-- What you need to do --
Extract every line of the entries below and reproduce each one character for character, keeping the original order.

[Element and region data]
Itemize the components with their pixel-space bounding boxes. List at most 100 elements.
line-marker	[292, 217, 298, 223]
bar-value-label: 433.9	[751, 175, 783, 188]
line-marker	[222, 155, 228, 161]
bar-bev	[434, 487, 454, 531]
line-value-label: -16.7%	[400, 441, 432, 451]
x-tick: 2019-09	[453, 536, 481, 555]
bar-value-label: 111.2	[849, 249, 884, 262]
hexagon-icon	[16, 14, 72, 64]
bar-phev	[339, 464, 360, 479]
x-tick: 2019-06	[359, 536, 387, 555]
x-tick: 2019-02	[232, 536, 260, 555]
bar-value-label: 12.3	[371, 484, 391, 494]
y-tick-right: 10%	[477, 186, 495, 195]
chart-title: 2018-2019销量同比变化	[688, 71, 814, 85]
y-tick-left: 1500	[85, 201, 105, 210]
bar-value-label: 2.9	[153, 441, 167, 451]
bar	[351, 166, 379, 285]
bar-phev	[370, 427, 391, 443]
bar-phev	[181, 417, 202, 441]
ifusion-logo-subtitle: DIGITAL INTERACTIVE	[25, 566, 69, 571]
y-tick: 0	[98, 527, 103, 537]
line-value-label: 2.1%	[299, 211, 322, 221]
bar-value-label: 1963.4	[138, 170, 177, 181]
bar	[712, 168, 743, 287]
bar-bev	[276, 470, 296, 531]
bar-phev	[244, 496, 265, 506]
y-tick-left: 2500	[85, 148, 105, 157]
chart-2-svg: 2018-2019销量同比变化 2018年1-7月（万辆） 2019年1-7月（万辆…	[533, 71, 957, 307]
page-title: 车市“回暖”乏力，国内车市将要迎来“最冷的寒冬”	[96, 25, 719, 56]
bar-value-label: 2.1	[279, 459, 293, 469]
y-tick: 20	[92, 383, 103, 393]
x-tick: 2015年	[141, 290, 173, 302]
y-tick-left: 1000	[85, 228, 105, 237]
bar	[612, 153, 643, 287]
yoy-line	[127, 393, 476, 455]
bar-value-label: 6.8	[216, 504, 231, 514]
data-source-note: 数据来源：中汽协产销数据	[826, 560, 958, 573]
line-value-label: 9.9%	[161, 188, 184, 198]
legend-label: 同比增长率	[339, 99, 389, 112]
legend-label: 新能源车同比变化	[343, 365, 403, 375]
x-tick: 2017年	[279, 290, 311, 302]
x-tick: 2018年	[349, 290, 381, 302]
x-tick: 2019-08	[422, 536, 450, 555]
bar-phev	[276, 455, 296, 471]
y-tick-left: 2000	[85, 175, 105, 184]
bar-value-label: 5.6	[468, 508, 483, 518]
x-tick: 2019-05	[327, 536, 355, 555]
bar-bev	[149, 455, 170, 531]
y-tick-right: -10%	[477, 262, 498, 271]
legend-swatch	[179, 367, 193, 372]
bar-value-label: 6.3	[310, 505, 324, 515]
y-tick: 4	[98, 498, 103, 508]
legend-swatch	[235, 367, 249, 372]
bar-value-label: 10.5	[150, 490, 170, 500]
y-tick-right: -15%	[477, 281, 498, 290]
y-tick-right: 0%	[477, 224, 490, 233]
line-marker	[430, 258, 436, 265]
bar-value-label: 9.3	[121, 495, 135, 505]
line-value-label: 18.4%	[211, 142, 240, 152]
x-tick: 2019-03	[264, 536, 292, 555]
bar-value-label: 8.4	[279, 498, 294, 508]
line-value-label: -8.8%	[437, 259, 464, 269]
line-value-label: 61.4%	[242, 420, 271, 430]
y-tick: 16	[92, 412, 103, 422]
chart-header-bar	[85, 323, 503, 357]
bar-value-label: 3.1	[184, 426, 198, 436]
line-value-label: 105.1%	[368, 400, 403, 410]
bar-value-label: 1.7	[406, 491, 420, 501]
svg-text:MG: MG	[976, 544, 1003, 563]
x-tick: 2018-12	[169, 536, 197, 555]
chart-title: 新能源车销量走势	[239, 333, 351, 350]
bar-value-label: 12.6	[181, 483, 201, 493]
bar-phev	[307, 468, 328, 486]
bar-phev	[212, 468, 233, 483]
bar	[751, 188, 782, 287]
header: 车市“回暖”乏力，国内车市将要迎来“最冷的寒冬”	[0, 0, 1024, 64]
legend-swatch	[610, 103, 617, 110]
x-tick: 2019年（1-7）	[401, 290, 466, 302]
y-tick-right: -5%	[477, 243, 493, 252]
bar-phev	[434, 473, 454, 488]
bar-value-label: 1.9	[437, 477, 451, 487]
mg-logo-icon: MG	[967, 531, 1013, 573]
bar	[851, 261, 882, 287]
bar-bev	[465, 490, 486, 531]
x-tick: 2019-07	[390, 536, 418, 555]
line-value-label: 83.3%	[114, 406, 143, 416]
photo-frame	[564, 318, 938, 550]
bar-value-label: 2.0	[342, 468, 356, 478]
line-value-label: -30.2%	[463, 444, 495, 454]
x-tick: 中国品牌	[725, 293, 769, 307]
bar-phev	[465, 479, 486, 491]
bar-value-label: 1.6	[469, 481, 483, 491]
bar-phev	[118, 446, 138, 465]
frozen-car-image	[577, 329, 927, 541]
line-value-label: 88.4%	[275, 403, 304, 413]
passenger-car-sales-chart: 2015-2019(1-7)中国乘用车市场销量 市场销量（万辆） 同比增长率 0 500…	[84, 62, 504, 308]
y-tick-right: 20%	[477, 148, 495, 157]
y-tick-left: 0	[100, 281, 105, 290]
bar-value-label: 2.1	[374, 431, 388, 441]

-- Task result --
Itemize the components with their pixel-space bounding boxes. List at most 100 elements.
line-marker	[292, 217, 298, 223]
bar-value-label: 433.9	[751, 175, 783, 188]
line-marker	[222, 155, 228, 161]
bar-bev	[434, 487, 454, 531]
line-value-label: -16.7%	[400, 441, 432, 451]
x-tick: 2019-09	[453, 536, 481, 555]
bar-value-label: 111.2	[849, 249, 884, 262]
hexagon-icon	[16, 14, 72, 64]
bar-phev	[339, 464, 360, 479]
x-tick: 2019-06	[359, 536, 387, 555]
x-tick: 2019-02	[232, 536, 260, 555]
bar-value-label: 12.3	[371, 484, 391, 494]
y-tick-right: 10%	[477, 186, 495, 195]
chart-title: 2018-2019销量同比变化	[688, 71, 814, 85]
y-tick-left: 1500	[85, 201, 105, 210]
bar-value-label: 2.9	[153, 441, 167, 451]
bar	[351, 166, 379, 285]
bar-phev	[370, 427, 391, 443]
bar-phev	[181, 417, 202, 441]
ifusion-logo-subtitle: DIGITAL INTERACTIVE	[25, 566, 69, 571]
y-tick: 0	[98, 527, 103, 537]
line-value-label: 2.1%	[299, 211, 322, 221]
bar-value-label: 1963.4	[138, 170, 177, 181]
bar	[712, 168, 743, 287]
bar-bev	[276, 470, 296, 531]
bar-phev	[244, 496, 265, 506]
y-tick-left: 2500	[85, 148, 105, 157]
chart-2-svg: 2018-2019销量同比变化 2018年1-7月（万辆） 2019年1-7月（万辆…	[533, 71, 957, 307]
page-title: 车市“回暖”乏力，国内车市将要迎来“最冷的寒冬”	[96, 25, 719, 56]
bar-value-label: 2.1	[279, 459, 293, 469]
y-tick: 20	[92, 383, 103, 393]
x-tick: 2015年	[141, 290, 173, 302]
y-tick-left: 1000	[85, 228, 105, 237]
bar	[612, 153, 643, 287]
yoy-line	[127, 393, 476, 455]
bar-value-label: 6.8	[216, 504, 231, 514]
data-source-note: 数据来源：中汽协产销数据	[826, 560, 958, 573]
line-value-label: 9.9%	[161, 188, 184, 198]
legend-label: 同比增长率	[339, 99, 389, 112]
legend-label: 新能源车同比变化	[343, 365, 403, 375]
x-tick: 2017年	[279, 290, 311, 302]
x-tick: 2018年	[349, 290, 381, 302]
x-tick: 2019-08	[422, 536, 450, 555]
bar-phev	[276, 455, 296, 471]
y-tick-left: 2000	[85, 175, 105, 184]
bar-value-label: 5.6	[468, 508, 483, 518]
x-tick: 2019-05	[327, 536, 355, 555]
bar-bev	[149, 455, 170, 531]
y-tick-right: -10%	[477, 262, 498, 271]
legend-swatch	[179, 367, 193, 372]
bar-value-label: 6.3	[310, 505, 324, 515]
y-tick: 4	[98, 498, 103, 508]
legend-swatch	[235, 367, 249, 372]
bar-value-label: 10.5	[150, 490, 170, 500]
y-tick-right: -15%	[477, 281, 498, 290]
y-tick-right: 0%	[477, 224, 490, 233]
line-marker	[430, 258, 436, 265]
bar-value-label: 9.3	[121, 495, 135, 505]
line-value-label: 18.4%	[211, 142, 240, 152]
x-tick: 2019-03	[264, 536, 292, 555]
bar-value-label: 8.4	[279, 498, 294, 508]
line-value-label: -8.8%	[437, 259, 464, 269]
line-value-label: 61.4%	[242, 420, 271, 430]
y-tick: 16	[92, 412, 103, 422]
chart-header-bar	[85, 323, 503, 357]
bar-value-label: 3.1	[184, 426, 198, 436]
line-value-label: 105.1%	[368, 400, 403, 410]
bar-value-label: 1.7	[406, 491, 420, 501]
svg-text:MG: MG	[976, 544, 1003, 563]
x-tick: 2018-12	[169, 536, 197, 555]
chart-title: 新能源车销量走势	[239, 333, 351, 350]
bar-value-label: 12.6	[181, 483, 201, 493]
bar-phev	[307, 468, 328, 486]
bar-phev	[212, 468, 233, 483]
bar	[751, 188, 782, 287]
header: 车市“回暖”乏力，国内车市将要迎来“最冷的寒冬”	[0, 0, 1024, 64]
legend-swatch	[610, 103, 617, 110]
x-tick: 2019年（1-7）	[401, 290, 466, 302]
y-tick-right: -5%	[477, 243, 493, 252]
bar-phev	[434, 473, 454, 488]
bar-value-label: 1.9	[437, 477, 451, 487]
mg-logo-icon: MG	[967, 531, 1013, 573]
bar	[851, 261, 882, 287]
bar-bev	[465, 490, 486, 531]
x-tick: 2019-07	[390, 536, 418, 555]
line-value-label: 83.3%	[114, 406, 143, 416]
photo-frame	[564, 318, 938, 550]
bar-value-label: 2.0	[342, 468, 356, 478]
line-value-label: -30.2%	[463, 444, 495, 454]
x-tick: 中国品牌	[725, 293, 769, 307]
bar-phev	[465, 479, 486, 491]
bar-value-label: 1.6	[469, 481, 483, 491]
bar-phev	[118, 446, 138, 465]
frozen-car-image	[577, 329, 927, 541]
line-value-label: 88.4%	[275, 403, 304, 413]
passenger-car-sales-chart: 2015-2019(1-7)中国乘用车市场销量 市场销量（万辆） 同比增长率 0 500…	[84, 62, 504, 308]
y-tick-right: 20%	[477, 148, 495, 157]
y-tick-left: 0	[100, 281, 105, 290]
bar-value-label: 2.1	[374, 431, 388, 441]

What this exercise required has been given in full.